— BEGIN —

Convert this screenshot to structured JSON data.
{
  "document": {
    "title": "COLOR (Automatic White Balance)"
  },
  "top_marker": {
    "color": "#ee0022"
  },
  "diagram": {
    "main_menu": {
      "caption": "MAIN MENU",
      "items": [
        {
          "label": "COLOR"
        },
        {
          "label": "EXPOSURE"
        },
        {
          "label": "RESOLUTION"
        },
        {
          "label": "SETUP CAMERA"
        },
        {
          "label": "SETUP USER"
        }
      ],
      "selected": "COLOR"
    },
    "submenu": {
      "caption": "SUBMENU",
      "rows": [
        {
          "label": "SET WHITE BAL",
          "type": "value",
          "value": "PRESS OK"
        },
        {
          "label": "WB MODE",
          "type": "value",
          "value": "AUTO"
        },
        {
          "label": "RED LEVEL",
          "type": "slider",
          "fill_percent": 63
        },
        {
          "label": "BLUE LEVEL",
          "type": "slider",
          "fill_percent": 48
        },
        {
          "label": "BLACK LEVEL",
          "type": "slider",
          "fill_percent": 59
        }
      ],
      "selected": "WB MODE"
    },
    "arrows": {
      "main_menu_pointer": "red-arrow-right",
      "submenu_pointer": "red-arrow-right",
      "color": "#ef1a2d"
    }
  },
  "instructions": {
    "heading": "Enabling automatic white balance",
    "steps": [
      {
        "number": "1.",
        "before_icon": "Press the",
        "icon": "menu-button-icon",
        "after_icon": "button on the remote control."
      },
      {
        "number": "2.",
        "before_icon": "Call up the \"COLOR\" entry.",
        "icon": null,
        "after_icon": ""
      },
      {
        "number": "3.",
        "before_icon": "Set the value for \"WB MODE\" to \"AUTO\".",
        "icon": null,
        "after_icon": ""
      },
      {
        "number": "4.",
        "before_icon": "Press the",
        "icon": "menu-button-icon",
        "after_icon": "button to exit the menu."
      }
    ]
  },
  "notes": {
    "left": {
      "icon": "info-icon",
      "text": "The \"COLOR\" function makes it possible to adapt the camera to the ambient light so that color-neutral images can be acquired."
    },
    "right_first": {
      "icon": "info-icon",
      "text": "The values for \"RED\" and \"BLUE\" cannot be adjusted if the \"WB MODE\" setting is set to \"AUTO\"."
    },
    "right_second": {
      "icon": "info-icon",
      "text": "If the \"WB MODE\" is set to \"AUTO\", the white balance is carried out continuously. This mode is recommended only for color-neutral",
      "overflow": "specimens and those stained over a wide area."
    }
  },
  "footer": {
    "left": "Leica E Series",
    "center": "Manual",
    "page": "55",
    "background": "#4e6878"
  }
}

— END —

- TASK TO COMPLETE:
Please restate the data word for word, every record included.

- TASK SOLUTION:
Convert this screenshot to structured JSON data.
{
  "document": {
    "title": "COLOR (Automatic White Balance)"
  },
  "top_marker": {
    "color": "#ee0022"
  },
  "diagram": {
    "main_menu": {
      "caption": "MAIN MENU",
      "items": [
        {
          "label": "COLOR"
        },
        {
          "label": "EXPOSURE"
        },
        {
          "label": "RESOLUTION"
        },
        {
          "label": "SETUP CAMERA"
        },
        {
          "label": "SETUP USER"
        }
      ],
      "selected": "COLOR"
    },
    "submenu": {
      "caption": "SUBMENU",
      "rows": [
        {
          "label": "SET WHITE BAL",
          "type": "value",
          "value": "PRESS OK"
        },
        {
          "label": "WB MODE",
          "type": "value",
          "value": "AUTO"
        },
        {
          "label": "RED LEVEL",
          "type": "slider",
          "fill_percent": 63
        },
        {
          "label": "BLUE LEVEL",
          "type": "slider",
          "fill_percent": 48
        },
        {
          "label": "BLACK LEVEL",
          "type": "slider",
          "fill_percent": 59
        }
      ],
      "selected": "WB MODE"
    },
    "arrows": {
      "main_menu_pointer": "red-arrow-right",
      "submenu_pointer": "red-arrow-right",
      "color": "#ef1a2d"
    }
  },
  "instructions": {
    "heading": "Enabling automatic white balance",
    "steps": [
      {
        "number": "1.",
        "before_icon": "Press the",
        "icon": "menu-button-icon",
        "after_icon": "button on the remote control."
      },
      {
        "number": "2.",
        "before_icon": "Call up the \"COLOR\" entry.",
        "icon": null,
        "after_icon": ""
      },
      {
        "number": "3.",
        "before_icon": "Set the value for \"WB MODE\" to \"AUTO\".",
        "icon": null,
        "after_icon": ""
      },
      {
        "number": "4.",
        "before_icon": "Press the",
        "icon": "menu-button-icon",
        "after_icon": "button to exit the menu."
      }
    ]
  },
  "notes": {
    "left": {
      "icon": "info-icon",
      "text": "The \"COLOR\" function makes it possible to adapt the camera to the ambient light so that color-neutral images can be acquired."
    },
    "right_first": {
      "icon": "info-icon",
      "text": "The values for \"RED\" and \"BLUE\" cannot be adjusted if the \"WB MODE\" setting is set to \"AUTO\"."
    },
    "right_second": {
      "icon": "info-icon",
      "text": "If the \"WB MODE\" is set to \"AUTO\", the white balance is carried out continuously. This mode is recommended only for color-neutral",
      "overflow": "specimens and those stained over a wide area."
    }
  },
  "footer": {
    "left": "Leica E Series",
    "center": "Manual",
    "page": "55",
    "background": "#4e6878"
  }
}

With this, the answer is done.